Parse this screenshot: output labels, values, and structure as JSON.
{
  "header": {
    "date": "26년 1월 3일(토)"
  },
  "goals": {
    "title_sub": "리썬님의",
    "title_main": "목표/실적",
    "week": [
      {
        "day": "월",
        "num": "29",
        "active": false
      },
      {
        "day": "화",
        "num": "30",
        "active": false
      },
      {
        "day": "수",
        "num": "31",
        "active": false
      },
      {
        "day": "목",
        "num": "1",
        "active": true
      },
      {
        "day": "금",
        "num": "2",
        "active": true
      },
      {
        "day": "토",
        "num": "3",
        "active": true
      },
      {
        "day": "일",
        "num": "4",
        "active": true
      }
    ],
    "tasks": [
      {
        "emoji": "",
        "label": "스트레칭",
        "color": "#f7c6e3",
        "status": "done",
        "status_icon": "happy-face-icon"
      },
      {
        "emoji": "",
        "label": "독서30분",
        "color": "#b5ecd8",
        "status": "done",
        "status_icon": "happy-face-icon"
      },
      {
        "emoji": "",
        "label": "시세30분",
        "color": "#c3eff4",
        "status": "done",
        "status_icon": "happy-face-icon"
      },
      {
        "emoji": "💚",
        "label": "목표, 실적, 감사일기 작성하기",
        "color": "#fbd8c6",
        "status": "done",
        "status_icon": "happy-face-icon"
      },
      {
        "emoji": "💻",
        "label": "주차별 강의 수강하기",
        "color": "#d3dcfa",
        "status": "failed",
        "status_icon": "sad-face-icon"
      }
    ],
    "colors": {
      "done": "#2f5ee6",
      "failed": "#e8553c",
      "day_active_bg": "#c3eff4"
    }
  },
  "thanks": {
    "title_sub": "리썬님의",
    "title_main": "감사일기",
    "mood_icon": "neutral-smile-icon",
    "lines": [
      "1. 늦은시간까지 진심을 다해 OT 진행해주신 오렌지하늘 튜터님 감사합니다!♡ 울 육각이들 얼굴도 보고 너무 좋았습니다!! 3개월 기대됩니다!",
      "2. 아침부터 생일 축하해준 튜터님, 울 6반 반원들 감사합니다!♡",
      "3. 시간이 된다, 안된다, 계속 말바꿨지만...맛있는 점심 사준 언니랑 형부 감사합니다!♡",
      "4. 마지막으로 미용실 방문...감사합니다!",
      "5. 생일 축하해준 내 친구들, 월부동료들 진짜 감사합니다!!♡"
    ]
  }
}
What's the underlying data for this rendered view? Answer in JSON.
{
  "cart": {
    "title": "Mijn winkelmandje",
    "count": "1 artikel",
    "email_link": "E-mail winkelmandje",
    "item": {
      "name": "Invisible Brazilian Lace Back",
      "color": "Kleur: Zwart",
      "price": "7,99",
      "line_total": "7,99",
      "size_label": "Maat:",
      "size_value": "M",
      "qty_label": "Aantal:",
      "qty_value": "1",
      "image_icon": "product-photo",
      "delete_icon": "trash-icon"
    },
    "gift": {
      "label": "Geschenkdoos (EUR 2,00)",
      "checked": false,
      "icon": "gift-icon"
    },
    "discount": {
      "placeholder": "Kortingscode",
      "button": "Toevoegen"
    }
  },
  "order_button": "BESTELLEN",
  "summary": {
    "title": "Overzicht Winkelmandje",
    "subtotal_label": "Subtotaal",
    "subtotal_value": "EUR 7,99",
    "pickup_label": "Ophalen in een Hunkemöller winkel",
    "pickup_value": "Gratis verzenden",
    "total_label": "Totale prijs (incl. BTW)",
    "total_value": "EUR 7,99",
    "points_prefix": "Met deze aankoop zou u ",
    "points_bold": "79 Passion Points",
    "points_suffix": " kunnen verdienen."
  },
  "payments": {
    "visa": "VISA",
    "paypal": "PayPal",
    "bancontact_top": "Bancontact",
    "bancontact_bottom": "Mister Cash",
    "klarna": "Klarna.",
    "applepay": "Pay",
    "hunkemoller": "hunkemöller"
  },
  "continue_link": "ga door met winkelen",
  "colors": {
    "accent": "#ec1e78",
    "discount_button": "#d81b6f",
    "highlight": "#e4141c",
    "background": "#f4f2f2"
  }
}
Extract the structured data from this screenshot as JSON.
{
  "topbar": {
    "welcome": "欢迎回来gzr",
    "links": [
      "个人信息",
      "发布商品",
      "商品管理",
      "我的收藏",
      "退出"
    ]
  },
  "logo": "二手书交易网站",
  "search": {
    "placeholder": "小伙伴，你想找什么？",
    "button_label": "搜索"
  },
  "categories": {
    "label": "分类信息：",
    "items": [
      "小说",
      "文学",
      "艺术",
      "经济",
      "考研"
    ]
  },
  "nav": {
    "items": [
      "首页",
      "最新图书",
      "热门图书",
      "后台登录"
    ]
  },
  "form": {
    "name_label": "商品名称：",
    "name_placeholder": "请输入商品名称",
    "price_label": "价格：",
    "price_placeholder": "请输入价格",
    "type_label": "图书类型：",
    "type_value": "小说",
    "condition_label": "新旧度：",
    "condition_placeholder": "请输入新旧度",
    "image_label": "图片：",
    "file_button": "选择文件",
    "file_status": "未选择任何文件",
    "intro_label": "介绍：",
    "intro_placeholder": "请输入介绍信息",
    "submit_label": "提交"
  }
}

Exercise aim: Reproduce the listing in full. Keep it exactly as written.

Response to the exercise:
Parse this screenshot: output labels, values, and structure as JSON.
{
  "header": {
    "date": "26년 1월 3일(토)"
  },
  "goals": {
    "title_sub": "리썬님의",
    "title_main": "목표/실적",
    "week": [
      {
        "day": "월",
        "num": "29",
        "active": false
      },
      {
        "day": "화",
        "num": "30",
        "active": false
      },
      {
        "day": "수",
        "num": "31",
        "active": false
      },
      {
        "day": "목",
        "num": "1",
        "active": true
      },
      {
        "day": "금",
        "num": "2",
        "active": true
      },
      {
        "day": "토",
        "num": "3",
        "active": true
      },
      {
        "day": "일",
        "num": "4",
        "active": true
      }
    ],
    "tasks": [
      {
        "emoji": "",
        "label": "스트레칭",
        "color": "#f7c6e3",
        "status": "done",
        "status_icon": "happy-face-icon"
      },
      {
        "emoji": "",
        "label": "독서30분",
        "color": "#b5ecd8",
        "status": "done",
        "status_icon": "happy-face-icon"
      },
      {
        "emoji": "",
        "label": "시세30분",
        "color": "#c3eff4",
        "status": "done",
        "status_icon": "happy-face-icon"
      },
      {
        "emoji": "💚",
        "label": "목표, 실적, 감사일기 작성하기",
        "color": "#fbd8c6",
        "status": "done",
        "status_icon": "happy-face-icon"
      },
      {
        "emoji": "💻",
        "label": "주차별 강의 수강하기",
        "color": "#d3dcfa",
        "status": "failed",
        "status_icon": "sad-face-icon"
      }
    ],
    "colors": {
      "done": "#2f5ee6",
      "failed": "#e8553c",
      "day_active_bg": "#c3eff4"
    }
  },
  "thanks": {
    "title_sub": "리썬님의",
    "title_main": "감사일기",
    "mood_icon": "neutral-smile-icon",
    "lines": [
      "1. 늦은시간까지 진심을 다해 OT 진행해주신 오렌지하늘 튜터님 감사합니다!♡ 울 육각이들 얼굴도 보고 너무 좋았습니다!! 3개월 기대됩니다!",
      "2. 아침부터 생일 축하해준 튜터님, 울 6반 반원들 감사합니다!♡",
      "3. 시간이 된다, 안된다, 계속 말바꿨지만...맛있는 점심 사준 언니랑 형부 감사합니다!♡",
      "4. 마지막으로 미용실 방문...감사합니다!",
      "5. 생일 축하해준 내 친구들, 월부동료들 진짜 감사합니다!!♡"
    ]
  }
}
What's the underlying data for this rendered view? Answer in JSON.
{
  "cart": {
    "title": "Mijn winkelmandje",
    "count": "1 artikel",
    "email_link": "E-mail winkelmandje",
    "item": {
      "name": "Invisible Brazilian Lace Back",
      "color": "Kleur: Zwart",
      "price": "7,99",
      "line_total": "7,99",
      "size_label": "Maat:",
      "size_value": "M",
      "qty_label": "Aantal:",
      "qty_value": "1",
      "image_icon": "product-photo",
      "delete_icon": "trash-icon"
    },
    "gift": {
      "label": "Geschenkdoos (EUR 2,00)",
      "checked": false,
      "icon": "gift-icon"
    },
    "discount": {
      "placeholder": "Kortingscode",
      "button": "Toevoegen"
    }
  },
  "order_button": "BESTELLEN",
  "summary": {
    "title": "Overzicht Winkelmandje",
    "subtotal_label": "Subtotaal",
    "subtotal_value": "EUR 7,99",
    "pickup_label": "Ophalen in een Hunkemöller winkel",
    "pickup_value": "Gratis verzenden",
    "total_label": "Totale prijs (incl. BTW)",
    "total_value": "EUR 7,99",
    "points_prefix": "Met deze aankoop zou u ",
    "points_bold": "79 Passion Points",
    "points_suffix": " kunnen verdienen."
  },
  "payments": {
    "visa": "VISA",
    "paypal": "PayPal",
    "bancontact_top": "Bancontact",
    "bancontact_bottom": "Mister Cash",
    "klarna": "Klarna.",
    "applepay": "Pay",
    "hunkemoller": "hunkemöller"
  },
  "continue_link": "ga door met winkelen",
  "colors": {
    "accent": "#ec1e78",
    "discount_button": "#d81b6f",
    "highlight": "#e4141c",
    "background": "#f4f2f2"
  }
}
Extract the structured data from this screenshot as JSON.
{
  "topbar": {
    "welcome": "欢迎回来gzr",
    "links": [
      "个人信息",
      "发布商品",
      "商品管理",
      "我的收藏",
      "退出"
    ]
  },
  "logo": "二手书交易网站",
  "search": {
    "placeholder": "小伙伴，你想找什么？",
    "button_label": "搜索"
  },
  "categories": {
    "label": "分类信息：",
    "items": [
      "小说",
      "文学",
      "艺术",
      "经济",
      "考研"
    ]
  },
  "nav": {
    "items": [
      "首页",
      "最新图书",
      "热门图书",
      "后台登录"
    ]
  },
  "form": {
    "name_label": "商品名称：",
    "name_placeholder": "请输入商品名称",
    "price_label": "价格：",
    "price_placeholder": "请输入价格",
    "type_label": "图书类型：",
    "type_value": "小说",
    "condition_label": "新旧度：",
    "condition_placeholder": "请输入新旧度",
    "image_label": "图片：",
    "file_button": "选择文件",
    "file_status": "未选择任何文件",
    "intro_label": "介绍：",
    "intro_placeholder": "请输入介绍信息",
    "submit_label": "提交"
  }
}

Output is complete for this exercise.